-- Begin --
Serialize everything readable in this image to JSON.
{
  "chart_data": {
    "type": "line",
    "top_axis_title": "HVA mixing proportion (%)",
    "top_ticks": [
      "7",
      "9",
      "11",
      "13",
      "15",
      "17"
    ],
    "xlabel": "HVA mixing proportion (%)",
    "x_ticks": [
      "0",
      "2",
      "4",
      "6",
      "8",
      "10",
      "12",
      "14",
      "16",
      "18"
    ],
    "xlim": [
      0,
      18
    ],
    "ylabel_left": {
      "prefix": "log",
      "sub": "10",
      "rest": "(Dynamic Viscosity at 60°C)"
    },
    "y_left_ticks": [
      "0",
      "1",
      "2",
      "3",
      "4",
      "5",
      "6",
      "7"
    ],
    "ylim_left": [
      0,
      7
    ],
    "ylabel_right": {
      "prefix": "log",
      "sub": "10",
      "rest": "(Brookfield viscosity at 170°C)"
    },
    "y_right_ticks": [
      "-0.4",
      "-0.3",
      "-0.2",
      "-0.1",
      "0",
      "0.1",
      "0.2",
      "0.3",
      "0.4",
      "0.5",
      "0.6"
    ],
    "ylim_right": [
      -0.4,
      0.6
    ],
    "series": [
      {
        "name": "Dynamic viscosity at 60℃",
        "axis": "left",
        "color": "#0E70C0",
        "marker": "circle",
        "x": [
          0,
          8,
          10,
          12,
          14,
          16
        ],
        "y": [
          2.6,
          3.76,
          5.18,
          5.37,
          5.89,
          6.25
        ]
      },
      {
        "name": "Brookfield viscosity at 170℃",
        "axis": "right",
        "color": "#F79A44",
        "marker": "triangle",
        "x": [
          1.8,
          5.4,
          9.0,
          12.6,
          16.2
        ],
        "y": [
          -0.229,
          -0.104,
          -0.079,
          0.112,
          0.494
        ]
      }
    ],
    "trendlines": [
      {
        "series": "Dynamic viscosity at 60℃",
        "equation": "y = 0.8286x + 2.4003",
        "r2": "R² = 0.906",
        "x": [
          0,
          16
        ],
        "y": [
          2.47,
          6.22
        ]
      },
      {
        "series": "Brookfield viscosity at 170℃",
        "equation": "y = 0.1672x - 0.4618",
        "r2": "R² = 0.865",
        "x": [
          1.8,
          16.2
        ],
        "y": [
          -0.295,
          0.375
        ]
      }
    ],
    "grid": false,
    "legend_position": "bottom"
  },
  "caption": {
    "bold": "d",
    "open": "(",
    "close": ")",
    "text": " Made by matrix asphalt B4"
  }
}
-- End --
◆ **WHAT YOU NEED TO DO**
Copy out all of the lines above exactly.

◆ **RESULT OF THE TASK**
Serialize everything readable in this image to JSON.
{
  "chart_data": {
    "type": "line",
    "top_axis_title": "HVA mixing proportion (%)",
    "top_ticks": [
      "7",
      "9",
      "11",
      "13",
      "15",
      "17"
    ],
    "xlabel": "HVA mixing proportion (%)",
    "x_ticks": [
      "0",
      "2",
      "4",
      "6",
      "8",
      "10",
      "12",
      "14",
      "16",
      "18"
    ],
    "xlim": [
      0,
      18
    ],
    "ylabel_left": {
      "prefix": "log",
      "sub": "10",
      "rest": "(Dynamic Viscosity at 60°C)"
    },
    "y_left_ticks": [
      "0",
      "1",
      "2",
      "3",
      "4",
      "5",
      "6",
      "7"
    ],
    "ylim_left": [
      0,
      7
    ],
    "ylabel_right": {
      "prefix": "log",
      "sub": "10",
      "rest": "(Brookfield viscosity at 170°C)"
    },
    "y_right_ticks": [
      "-0.4",
      "-0.3",
      "-0.2",
      "-0.1",
      "0",
      "0.1",
      "0.2",
      "0.3",
      "0.4",
      "0.5",
      "0.6"
    ],
    "ylim_right": [
      -0.4,
      0.6
    ],
    "series": [
      {
        "name": "Dynamic viscosity at 60℃",
        "axis": "left",
        "color": "#0E70C0",
        "marker": "circle",
        "x": [
          0,
          8,
          10,
          12,
          14,
          16
        ],
        "y": [
          2.6,
          3.76,
          5.18,
          5.37,
          5.89,
          6.25
        ]
      },
      {
        "name": "Brookfield viscosity at 170℃",
        "axis": "right",
        "color": "#F79A44",
        "marker": "triangle",
        "x": [
          1.8,
          5.4,
          9.0,
          12.6,
          16.2
        ],
        "y": [
          -0.229,
          -0.104,
          -0.079,
          0.112,
          0.494
        ]
      }
    ],
    "trendlines": [
      {
        "series": "Dynamic viscosity at 60℃",
        "equation": "y = 0.8286x + 2.4003",
        "r2": "R² = 0.906",
        "x": [
          0,
          16
        ],
        "y": [
          2.47,
          6.22
        ]
      },
      {
        "series": "Brookfield viscosity at 170℃",
        "equation": "y = 0.1672x - 0.4618",
        "r2": "R² = 0.865",
        "x": [
          1.8,
          16.2
        ],
        "y": [
          -0.295,
          0.375
        ]
      }
    ],
    "grid": false,
    "legend_position": "bottom"
  },
  "caption": {
    "bold": "d",
    "open": "(",
    "close": ")",
    "text": " Made by matrix asphalt B4"
  }
}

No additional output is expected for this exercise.